## begin Data excerpts
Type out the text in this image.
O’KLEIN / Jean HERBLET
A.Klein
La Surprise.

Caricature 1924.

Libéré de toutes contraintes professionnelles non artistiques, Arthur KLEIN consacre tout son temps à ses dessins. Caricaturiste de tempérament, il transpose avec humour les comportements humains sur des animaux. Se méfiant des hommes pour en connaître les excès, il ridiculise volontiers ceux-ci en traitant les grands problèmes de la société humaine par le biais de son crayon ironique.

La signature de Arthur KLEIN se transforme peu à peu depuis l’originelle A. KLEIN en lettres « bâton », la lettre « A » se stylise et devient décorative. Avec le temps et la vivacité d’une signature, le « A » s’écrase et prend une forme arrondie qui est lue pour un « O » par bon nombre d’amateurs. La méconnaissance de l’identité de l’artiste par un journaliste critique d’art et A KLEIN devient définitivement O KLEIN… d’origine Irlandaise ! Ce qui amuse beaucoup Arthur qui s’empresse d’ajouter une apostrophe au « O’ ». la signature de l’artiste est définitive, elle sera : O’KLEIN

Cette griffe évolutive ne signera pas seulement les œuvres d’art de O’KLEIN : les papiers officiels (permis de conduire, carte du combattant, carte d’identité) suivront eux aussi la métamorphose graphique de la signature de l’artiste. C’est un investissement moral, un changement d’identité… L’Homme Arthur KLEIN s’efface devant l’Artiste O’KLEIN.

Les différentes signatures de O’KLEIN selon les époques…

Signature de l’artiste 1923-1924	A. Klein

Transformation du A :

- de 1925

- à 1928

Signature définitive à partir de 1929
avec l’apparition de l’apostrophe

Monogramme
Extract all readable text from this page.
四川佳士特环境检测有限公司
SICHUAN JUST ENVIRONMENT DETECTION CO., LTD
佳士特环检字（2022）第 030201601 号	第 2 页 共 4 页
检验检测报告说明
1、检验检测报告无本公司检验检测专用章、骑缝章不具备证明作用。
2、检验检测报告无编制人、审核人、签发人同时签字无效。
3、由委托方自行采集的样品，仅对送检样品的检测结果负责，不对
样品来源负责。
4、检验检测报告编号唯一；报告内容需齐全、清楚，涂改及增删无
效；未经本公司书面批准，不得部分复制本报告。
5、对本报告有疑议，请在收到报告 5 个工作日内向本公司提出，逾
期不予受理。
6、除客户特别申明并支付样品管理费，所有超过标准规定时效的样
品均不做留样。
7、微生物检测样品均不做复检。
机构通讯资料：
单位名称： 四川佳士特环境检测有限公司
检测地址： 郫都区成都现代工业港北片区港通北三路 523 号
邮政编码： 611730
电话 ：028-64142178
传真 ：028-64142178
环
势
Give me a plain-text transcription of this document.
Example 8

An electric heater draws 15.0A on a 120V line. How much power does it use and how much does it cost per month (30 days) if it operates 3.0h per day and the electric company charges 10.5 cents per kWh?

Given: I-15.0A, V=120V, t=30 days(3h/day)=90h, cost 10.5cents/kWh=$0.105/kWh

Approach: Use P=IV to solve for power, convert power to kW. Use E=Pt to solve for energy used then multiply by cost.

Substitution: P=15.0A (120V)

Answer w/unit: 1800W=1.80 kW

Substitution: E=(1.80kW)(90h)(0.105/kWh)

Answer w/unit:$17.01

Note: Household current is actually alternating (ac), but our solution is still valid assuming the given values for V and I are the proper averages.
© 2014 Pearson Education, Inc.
## end Data excerpts
### Exercise
Go through the material above and count the lines that include "四川佳士特环境检测有限公司". Give the number alone.

### Answer to the task
2